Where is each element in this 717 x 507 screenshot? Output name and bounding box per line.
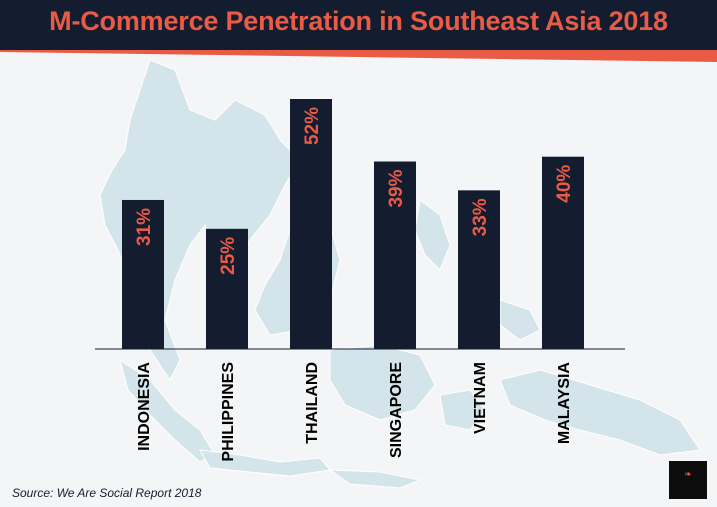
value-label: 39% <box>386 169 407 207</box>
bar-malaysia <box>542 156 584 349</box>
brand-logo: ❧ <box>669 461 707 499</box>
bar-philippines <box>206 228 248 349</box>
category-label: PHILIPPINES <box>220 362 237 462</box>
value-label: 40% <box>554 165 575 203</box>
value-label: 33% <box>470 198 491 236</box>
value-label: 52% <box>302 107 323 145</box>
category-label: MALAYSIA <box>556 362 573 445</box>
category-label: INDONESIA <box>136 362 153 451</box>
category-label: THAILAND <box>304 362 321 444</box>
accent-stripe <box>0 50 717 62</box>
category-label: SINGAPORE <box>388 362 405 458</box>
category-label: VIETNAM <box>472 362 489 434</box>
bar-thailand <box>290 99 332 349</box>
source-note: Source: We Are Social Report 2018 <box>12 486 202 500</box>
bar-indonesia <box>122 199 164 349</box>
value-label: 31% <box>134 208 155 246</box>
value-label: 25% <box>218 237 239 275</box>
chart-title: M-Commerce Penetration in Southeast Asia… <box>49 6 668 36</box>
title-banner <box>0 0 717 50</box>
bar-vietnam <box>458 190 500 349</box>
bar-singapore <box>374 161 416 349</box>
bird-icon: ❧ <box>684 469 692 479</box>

---

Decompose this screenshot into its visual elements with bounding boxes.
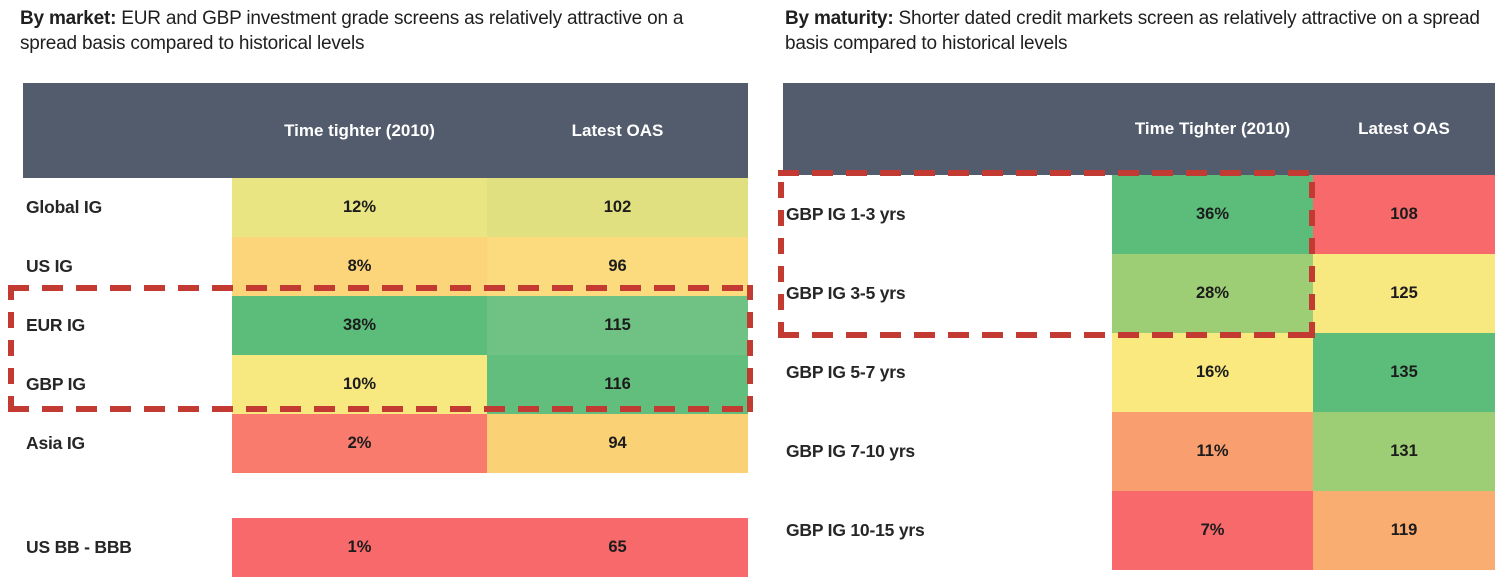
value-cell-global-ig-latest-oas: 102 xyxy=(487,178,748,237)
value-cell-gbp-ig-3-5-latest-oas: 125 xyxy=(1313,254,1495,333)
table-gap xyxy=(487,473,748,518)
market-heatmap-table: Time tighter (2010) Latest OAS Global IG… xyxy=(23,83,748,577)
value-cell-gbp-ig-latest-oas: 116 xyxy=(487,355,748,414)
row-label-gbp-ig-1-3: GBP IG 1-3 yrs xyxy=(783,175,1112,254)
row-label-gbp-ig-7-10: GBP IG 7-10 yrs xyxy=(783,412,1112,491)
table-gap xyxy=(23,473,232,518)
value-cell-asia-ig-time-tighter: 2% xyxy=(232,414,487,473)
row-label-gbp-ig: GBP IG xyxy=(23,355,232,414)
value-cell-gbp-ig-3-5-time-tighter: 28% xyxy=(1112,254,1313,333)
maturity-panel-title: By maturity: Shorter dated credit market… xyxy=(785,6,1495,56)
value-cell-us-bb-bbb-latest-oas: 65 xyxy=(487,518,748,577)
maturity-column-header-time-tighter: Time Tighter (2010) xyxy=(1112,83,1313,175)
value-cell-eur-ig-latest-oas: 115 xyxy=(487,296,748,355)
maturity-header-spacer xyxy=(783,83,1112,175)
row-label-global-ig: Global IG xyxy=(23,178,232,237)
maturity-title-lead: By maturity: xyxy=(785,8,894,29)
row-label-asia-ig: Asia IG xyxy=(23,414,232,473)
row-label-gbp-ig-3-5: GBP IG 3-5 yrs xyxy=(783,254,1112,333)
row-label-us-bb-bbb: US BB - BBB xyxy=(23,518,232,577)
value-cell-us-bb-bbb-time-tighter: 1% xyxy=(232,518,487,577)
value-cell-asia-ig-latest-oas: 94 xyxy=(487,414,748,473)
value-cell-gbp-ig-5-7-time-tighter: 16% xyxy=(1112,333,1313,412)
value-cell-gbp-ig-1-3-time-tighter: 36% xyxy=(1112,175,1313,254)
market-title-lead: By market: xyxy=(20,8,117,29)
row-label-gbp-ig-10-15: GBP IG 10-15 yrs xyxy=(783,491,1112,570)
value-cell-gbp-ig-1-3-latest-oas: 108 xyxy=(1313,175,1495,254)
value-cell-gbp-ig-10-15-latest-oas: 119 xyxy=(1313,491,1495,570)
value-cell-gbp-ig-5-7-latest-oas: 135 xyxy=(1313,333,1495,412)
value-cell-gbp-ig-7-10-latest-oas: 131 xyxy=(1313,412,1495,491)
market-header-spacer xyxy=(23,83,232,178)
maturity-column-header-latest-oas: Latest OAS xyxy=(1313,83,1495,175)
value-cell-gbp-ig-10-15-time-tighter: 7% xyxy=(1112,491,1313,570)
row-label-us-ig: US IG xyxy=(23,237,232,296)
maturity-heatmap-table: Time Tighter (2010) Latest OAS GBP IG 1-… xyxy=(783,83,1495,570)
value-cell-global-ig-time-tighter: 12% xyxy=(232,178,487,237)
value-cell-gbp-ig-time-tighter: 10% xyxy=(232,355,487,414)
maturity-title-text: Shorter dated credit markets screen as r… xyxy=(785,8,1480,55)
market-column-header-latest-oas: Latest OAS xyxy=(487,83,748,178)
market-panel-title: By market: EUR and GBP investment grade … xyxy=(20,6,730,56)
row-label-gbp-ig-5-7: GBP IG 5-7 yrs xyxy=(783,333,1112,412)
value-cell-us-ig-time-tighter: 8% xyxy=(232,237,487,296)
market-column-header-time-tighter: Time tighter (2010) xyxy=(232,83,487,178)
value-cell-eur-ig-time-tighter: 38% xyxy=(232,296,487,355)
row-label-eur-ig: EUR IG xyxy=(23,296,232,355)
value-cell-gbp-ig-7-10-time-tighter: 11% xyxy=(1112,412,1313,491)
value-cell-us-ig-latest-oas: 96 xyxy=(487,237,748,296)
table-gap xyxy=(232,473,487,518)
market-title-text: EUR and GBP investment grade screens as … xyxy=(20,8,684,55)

* * *

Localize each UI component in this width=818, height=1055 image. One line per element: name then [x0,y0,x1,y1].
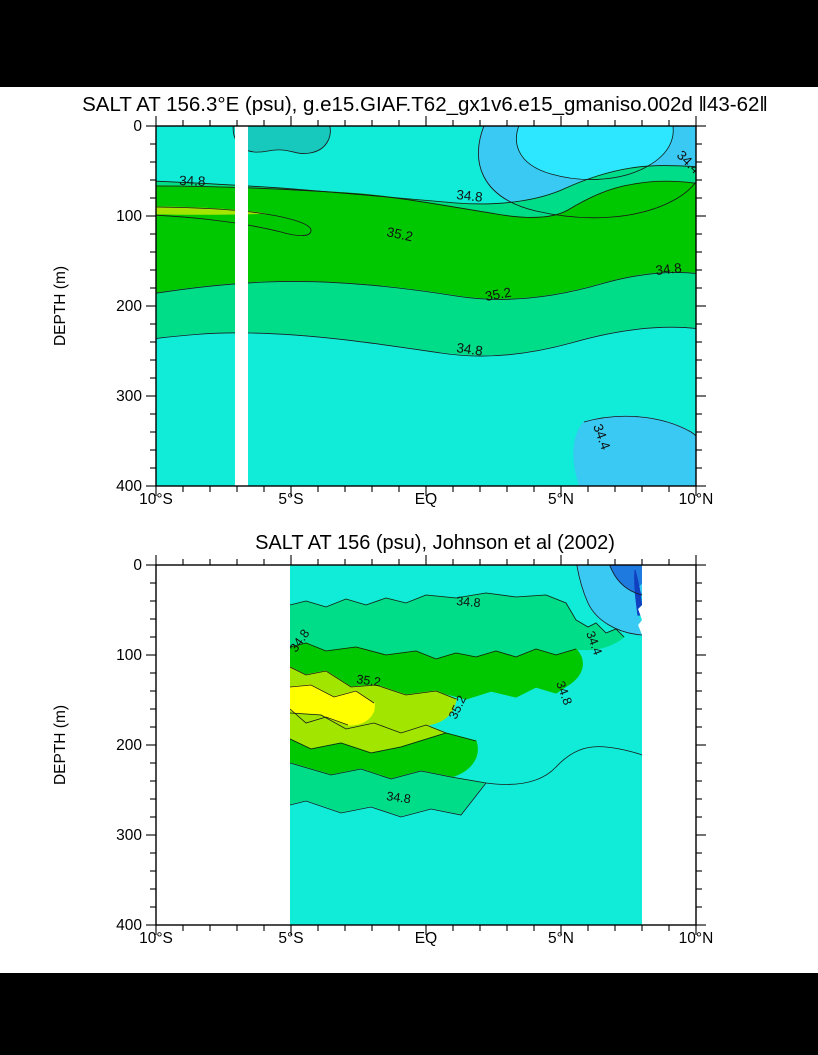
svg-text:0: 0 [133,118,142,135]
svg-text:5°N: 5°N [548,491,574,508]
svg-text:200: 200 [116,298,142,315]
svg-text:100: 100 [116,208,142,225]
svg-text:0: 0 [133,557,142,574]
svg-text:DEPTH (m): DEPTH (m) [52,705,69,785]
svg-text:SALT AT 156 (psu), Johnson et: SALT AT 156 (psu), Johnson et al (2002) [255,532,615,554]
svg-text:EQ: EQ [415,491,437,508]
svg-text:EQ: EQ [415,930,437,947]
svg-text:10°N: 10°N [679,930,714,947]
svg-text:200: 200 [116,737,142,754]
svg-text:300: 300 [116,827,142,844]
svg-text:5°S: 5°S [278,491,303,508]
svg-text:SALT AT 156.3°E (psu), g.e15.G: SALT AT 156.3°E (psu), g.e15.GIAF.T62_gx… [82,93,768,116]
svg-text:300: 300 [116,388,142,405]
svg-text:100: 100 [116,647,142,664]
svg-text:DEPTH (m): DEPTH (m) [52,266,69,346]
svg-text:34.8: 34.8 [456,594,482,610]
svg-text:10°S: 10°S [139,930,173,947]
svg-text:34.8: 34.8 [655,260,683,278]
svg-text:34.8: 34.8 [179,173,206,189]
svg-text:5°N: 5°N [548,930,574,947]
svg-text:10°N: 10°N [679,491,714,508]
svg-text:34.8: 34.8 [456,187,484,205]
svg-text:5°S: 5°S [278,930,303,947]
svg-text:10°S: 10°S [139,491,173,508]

## WORK INSTRUCTIONS
Put the listing lines from the one containing "svg-text:0: 0 [133,118,142,135]" through the one containing "svg-text:34.8: 34.8 [456,594,482,610]", both included, into a Markdown table with the columns Row and Entry. Number each line in Row, put the line itself in Entry, and leave out blank lines.

## ANSWER FOR THE TASK
| Row | Entry |
|---|---|
| 1 | svg-text:0: 0 [133,118,142,135] |
| 2 | svg-text:5°N: 5°N [548,491,574,508] |
| 3 | svg-text:200: 200 [116,298,142,315] |
| 4 | svg-text:100: 100 [116,208,142,225] |
| 5 | svg-text:0: 0 [133,557,142,574] |
| 6 | svg-text:DEPTH (m): DEPTH (m) [52,705,69,785] |
| 7 | svg-text:SALT AT 156 (psu), Johnson et: SALT AT 156 (psu), Johnson et al (2002) [255,532,615,554] |
| 8 | svg-text:EQ: EQ [415,491,437,508] |
| 9 | svg-text:EQ: EQ [415,930,437,947] |
| 10 | svg-text:10°N: 10°N [679,930,714,947] |
| 11 | svg-text:200: 200 [116,737,142,754] |
| 12 | svg-text:300: 300 [116,827,142,844] |
| 13 | svg-text:5°S: 5°S [278,491,303,508] |
| 14 | svg-text:SALT AT 156.3°E (psu), g.e15.G: SALT AT 156.3°E (psu), g.e15.GIAF.T62_gx… [82,93,768,116] |
| 15 | svg-text:300: 300 [116,388,142,405] |
| 16 | svg-text:100: 100 [116,647,142,664] |
| 17 | svg-text:DEPTH (m): DEPTH (m) [52,266,69,346] |
| 18 | svg-text:34.8: 34.8 [456,594,482,610] |